What you are asked to do: Scan the material below for the string "Capacity", and copy every line where it shows up.

Dataset rows:
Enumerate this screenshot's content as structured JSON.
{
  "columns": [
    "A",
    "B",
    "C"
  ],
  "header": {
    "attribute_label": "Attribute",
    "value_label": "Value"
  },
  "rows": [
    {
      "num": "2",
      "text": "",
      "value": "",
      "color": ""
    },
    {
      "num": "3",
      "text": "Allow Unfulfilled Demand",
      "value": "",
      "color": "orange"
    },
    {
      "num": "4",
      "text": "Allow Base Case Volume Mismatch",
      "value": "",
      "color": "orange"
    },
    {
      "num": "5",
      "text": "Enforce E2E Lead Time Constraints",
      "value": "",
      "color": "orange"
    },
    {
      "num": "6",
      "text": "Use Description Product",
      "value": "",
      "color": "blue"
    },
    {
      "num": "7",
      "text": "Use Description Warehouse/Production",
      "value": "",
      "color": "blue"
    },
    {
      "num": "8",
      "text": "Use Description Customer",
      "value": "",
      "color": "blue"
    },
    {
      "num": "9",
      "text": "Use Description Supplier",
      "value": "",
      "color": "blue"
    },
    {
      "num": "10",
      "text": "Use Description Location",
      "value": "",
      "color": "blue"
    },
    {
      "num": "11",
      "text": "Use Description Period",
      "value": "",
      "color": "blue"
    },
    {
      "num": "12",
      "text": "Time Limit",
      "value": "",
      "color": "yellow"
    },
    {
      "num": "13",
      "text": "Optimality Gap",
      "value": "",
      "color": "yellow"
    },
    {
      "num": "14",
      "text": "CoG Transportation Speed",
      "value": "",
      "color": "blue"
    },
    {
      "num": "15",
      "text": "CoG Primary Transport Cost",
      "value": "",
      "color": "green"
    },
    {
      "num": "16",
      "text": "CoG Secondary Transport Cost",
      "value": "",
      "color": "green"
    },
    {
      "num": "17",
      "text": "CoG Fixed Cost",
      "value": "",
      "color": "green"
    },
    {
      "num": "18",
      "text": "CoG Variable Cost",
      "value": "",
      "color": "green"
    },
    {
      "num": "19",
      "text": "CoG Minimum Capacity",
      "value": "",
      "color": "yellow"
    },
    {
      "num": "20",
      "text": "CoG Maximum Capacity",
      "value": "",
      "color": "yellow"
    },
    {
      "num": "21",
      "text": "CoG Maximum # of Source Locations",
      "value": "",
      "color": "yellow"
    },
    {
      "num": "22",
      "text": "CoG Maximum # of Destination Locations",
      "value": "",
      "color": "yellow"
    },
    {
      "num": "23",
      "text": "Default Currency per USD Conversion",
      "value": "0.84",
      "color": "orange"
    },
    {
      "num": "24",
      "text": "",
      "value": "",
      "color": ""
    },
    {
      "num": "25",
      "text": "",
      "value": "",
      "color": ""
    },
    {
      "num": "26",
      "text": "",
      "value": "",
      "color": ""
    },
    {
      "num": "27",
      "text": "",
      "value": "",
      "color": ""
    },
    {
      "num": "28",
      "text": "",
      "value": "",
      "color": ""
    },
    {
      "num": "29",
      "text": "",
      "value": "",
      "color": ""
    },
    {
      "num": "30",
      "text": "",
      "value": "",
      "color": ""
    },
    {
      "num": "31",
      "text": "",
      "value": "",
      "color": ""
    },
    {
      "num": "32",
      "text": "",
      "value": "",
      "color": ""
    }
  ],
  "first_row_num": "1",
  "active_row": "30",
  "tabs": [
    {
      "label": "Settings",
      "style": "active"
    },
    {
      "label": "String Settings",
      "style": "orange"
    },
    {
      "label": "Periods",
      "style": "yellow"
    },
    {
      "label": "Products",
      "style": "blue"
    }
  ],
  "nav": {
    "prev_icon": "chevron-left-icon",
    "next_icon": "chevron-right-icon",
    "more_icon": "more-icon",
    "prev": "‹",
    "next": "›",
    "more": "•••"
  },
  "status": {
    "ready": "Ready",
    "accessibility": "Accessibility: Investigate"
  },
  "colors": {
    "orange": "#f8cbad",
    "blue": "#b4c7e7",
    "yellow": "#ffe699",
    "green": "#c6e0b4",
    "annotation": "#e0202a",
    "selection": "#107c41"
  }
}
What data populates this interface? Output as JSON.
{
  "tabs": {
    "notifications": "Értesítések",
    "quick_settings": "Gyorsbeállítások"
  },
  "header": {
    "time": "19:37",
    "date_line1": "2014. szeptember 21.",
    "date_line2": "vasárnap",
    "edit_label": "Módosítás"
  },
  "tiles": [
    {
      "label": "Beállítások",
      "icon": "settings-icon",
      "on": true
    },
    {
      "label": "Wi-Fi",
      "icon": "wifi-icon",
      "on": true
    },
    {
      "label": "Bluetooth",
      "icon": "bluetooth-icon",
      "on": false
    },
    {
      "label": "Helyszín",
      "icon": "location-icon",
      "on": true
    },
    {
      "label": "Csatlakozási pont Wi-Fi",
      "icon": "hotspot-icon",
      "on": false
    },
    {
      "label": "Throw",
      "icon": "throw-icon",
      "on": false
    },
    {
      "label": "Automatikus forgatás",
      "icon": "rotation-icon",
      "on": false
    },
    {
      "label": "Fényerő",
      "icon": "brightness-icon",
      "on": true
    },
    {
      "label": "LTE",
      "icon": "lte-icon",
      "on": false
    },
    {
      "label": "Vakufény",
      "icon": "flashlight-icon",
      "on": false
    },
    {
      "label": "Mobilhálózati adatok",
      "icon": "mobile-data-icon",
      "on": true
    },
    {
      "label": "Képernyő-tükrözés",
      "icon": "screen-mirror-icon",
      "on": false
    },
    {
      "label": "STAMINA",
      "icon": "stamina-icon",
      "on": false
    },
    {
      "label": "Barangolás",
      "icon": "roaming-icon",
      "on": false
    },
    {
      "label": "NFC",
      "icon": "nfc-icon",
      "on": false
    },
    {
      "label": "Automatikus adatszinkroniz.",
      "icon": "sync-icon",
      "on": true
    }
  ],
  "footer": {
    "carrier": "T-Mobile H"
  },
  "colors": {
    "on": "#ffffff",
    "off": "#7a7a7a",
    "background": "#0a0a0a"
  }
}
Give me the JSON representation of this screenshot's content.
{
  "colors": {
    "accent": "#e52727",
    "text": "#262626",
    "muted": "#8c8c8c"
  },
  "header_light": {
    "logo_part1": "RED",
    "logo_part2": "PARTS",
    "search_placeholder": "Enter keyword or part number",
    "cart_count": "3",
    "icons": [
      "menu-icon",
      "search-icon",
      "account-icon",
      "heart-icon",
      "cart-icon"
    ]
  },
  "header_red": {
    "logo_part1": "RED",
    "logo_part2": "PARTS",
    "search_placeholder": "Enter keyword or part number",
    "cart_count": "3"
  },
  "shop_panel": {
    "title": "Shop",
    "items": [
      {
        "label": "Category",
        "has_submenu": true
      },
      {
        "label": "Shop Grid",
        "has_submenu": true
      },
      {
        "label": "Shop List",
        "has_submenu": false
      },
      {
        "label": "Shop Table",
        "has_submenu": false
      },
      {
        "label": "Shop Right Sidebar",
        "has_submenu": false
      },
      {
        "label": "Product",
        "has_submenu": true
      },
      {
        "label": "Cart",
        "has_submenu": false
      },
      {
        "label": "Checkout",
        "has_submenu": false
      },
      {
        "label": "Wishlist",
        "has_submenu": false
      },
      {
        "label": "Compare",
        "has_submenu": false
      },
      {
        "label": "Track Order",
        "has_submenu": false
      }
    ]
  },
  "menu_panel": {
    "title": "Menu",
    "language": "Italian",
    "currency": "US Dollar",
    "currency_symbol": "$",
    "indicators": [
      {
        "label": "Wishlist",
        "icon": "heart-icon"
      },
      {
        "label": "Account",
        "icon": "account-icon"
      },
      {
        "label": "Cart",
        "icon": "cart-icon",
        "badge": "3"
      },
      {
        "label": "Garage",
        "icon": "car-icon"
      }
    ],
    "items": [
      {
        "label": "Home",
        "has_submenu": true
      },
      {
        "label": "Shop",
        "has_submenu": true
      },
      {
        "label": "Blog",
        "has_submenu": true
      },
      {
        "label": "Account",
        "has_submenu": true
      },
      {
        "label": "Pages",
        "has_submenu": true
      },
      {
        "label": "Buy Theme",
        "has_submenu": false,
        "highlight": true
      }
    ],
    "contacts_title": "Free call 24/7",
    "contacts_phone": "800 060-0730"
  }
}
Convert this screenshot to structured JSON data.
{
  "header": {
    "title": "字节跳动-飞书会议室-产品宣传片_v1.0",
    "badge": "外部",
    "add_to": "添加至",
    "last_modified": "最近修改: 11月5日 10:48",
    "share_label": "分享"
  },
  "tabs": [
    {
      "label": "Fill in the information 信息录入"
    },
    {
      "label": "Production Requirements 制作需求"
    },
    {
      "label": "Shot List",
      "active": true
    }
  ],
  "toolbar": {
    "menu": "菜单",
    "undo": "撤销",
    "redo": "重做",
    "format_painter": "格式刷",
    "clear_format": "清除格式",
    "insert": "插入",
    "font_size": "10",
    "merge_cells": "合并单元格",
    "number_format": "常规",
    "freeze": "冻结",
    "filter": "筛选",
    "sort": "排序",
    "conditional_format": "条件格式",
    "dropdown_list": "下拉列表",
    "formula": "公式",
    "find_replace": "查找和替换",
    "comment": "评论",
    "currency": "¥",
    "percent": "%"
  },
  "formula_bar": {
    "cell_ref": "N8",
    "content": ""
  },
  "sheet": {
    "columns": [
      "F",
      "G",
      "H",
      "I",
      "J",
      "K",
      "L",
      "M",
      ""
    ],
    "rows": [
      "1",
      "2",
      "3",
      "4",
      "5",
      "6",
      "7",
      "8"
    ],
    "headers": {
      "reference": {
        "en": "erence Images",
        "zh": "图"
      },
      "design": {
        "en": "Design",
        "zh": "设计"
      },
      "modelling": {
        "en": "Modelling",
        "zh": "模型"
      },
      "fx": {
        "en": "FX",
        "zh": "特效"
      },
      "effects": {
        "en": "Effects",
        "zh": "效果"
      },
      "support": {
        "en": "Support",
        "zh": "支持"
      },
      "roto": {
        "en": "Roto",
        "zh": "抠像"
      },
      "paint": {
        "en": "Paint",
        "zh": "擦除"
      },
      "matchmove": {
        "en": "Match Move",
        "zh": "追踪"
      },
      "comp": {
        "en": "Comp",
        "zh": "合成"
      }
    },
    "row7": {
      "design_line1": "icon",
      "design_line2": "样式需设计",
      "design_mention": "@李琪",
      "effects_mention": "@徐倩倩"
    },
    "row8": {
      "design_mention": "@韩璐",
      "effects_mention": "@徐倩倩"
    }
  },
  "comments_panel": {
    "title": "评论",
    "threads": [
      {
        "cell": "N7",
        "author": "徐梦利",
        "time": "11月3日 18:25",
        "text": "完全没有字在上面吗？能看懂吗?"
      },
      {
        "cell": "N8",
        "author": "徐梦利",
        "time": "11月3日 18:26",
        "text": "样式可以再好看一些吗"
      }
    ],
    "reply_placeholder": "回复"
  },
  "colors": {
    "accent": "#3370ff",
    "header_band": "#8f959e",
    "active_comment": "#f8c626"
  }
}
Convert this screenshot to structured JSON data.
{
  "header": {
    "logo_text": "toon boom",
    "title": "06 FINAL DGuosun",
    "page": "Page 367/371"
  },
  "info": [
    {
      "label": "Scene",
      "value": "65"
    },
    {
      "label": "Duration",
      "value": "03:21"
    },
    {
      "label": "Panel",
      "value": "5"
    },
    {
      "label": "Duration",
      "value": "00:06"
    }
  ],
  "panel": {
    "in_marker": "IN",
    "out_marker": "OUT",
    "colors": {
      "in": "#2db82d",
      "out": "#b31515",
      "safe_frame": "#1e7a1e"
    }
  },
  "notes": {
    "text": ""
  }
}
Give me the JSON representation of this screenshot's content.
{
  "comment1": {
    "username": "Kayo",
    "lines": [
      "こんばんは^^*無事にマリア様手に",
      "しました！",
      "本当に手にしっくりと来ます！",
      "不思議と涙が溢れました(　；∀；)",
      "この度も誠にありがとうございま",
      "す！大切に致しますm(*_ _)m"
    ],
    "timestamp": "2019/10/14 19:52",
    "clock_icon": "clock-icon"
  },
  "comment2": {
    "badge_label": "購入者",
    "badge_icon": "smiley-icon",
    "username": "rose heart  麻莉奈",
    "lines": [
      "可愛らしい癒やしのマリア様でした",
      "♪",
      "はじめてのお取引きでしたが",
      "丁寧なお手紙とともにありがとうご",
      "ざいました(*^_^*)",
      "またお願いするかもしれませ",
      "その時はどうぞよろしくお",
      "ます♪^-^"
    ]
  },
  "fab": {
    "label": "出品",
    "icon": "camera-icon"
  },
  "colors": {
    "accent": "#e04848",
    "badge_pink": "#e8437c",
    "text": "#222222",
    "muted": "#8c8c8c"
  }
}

Written answer:
      "text": "CoG Minimum Capacity",
      "text": "CoG Maximum Capacity",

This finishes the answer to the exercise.